◆ **Problem to solve**:
Return every record exactly as written.
- - -
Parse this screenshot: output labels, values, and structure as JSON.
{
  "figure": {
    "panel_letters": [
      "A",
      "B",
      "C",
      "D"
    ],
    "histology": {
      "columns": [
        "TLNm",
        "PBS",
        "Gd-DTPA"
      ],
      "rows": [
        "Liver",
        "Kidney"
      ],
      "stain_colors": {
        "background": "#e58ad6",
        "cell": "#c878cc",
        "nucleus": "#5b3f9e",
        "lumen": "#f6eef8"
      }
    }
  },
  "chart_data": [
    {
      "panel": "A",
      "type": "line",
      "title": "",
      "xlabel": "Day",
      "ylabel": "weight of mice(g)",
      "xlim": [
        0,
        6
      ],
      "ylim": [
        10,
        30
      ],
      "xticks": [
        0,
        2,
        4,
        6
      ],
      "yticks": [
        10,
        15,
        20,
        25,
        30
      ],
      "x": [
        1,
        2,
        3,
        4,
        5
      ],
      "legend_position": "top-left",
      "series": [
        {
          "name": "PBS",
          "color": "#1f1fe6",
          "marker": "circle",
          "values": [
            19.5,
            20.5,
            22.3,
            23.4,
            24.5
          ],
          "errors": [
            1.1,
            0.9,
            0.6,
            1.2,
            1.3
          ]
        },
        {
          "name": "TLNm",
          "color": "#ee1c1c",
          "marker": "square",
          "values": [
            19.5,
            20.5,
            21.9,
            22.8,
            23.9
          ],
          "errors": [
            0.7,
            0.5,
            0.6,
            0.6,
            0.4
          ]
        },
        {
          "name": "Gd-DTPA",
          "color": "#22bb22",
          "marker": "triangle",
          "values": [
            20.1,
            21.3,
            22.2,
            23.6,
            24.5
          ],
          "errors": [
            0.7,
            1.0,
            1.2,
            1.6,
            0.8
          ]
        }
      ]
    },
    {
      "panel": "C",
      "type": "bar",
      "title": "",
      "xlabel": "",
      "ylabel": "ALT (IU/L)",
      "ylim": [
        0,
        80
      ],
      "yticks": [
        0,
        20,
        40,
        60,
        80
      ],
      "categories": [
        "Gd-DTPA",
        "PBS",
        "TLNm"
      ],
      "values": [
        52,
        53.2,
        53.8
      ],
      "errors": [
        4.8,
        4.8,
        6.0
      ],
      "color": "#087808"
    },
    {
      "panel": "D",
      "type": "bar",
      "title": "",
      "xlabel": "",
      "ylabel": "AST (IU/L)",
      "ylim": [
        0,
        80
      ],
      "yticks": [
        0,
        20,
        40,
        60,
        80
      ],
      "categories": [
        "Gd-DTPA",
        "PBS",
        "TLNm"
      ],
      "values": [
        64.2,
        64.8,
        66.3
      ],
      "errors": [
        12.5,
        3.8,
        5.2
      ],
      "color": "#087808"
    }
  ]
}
- - -
◆ **Response below**:
Parse this screenshot: output labels, values, and structure as JSON.
{
  "figure": {
    "panel_letters": [
      "A",
      "B",
      "C",
      "D"
    ],
    "histology": {
      "columns": [
        "TLNm",
        "PBS",
        "Gd-DTPA"
      ],
      "rows": [
        "Liver",
        "Kidney"
      ],
      "stain_colors": {
        "background": "#e58ad6",
        "cell": "#c878cc",
        "nucleus": "#5b3f9e",
        "lumen": "#f6eef8"
      }
    }
  },
  "chart_data": [
    {
      "panel": "A",
      "type": "line",
      "title": "",
      "xlabel": "Day",
      "ylabel": "weight of mice(g)",
      "xlim": [
        0,
        6
      ],
      "ylim": [
        10,
        30
      ],
      "xticks": [
        0,
        2,
        4,
        6
      ],
      "yticks": [
        10,
        15,
        20,
        25,
        30
      ],
      "x": [
        1,
        2,
        3,
        4,
        5
      ],
      "legend_position": "top-left",
      "series": [
        {
          "name": "PBS",
          "color": "#1f1fe6",
          "marker": "circle",
          "values": [
            19.5,
            20.5,
            22.3,
            23.4,
            24.5
          ],
          "errors": [
            1.1,
            0.9,
            0.6,
            1.2,
            1.3
          ]
        },
        {
          "name": "TLNm",
          "color": "#ee1c1c",
          "marker": "square",
          "values": [
            19.5,
            20.5,
            21.9,
            22.8,
            23.9
          ],
          "errors": [
            0.7,
            0.5,
            0.6,
            0.6,
            0.4
          ]
        },
        {
          "name": "Gd-DTPA",
          "color": "#22bb22",
          "marker": "triangle",
          "values": [
            20.1,
            21.3,
            22.2,
            23.6,
            24.5
          ],
          "errors": [
            0.7,
            1.0,
            1.2,
            1.6,
            0.8
          ]
        }
      ]
    },
    {
      "panel": "C",
      "type": "bar",
      "title": "",
      "xlabel": "",
      "ylabel": "ALT (IU/L)",
      "ylim": [
        0,
        80
      ],
      "yticks": [
        0,
        20,
        40,
        60,
        80
      ],
      "categories": [
        "Gd-DTPA",
        "PBS",
        "TLNm"
      ],
      "values": [
        52,
        53.2,
        53.8
      ],
      "errors": [
        4.8,
        4.8,
        6.0
      ],
      "color": "#087808"
    },
    {
      "panel": "D",
      "type": "bar",
      "title": "",
      "xlabel": "",
      "ylabel": "AST (IU/L)",
      "ylim": [
        0,
        80
      ],
      "yticks": [
        0,
        20,
        40,
        60,
        80
      ],
      "categories": [
        "Gd-DTPA",
        "PBS",
        "TLNm"
      ],
      "values": [
        64.2,
        64.8,
        66.3
      ],
      "errors": [
        12.5,
        3.8,
        5.2
      ],
      "color": "#087808"
    }
  ]
}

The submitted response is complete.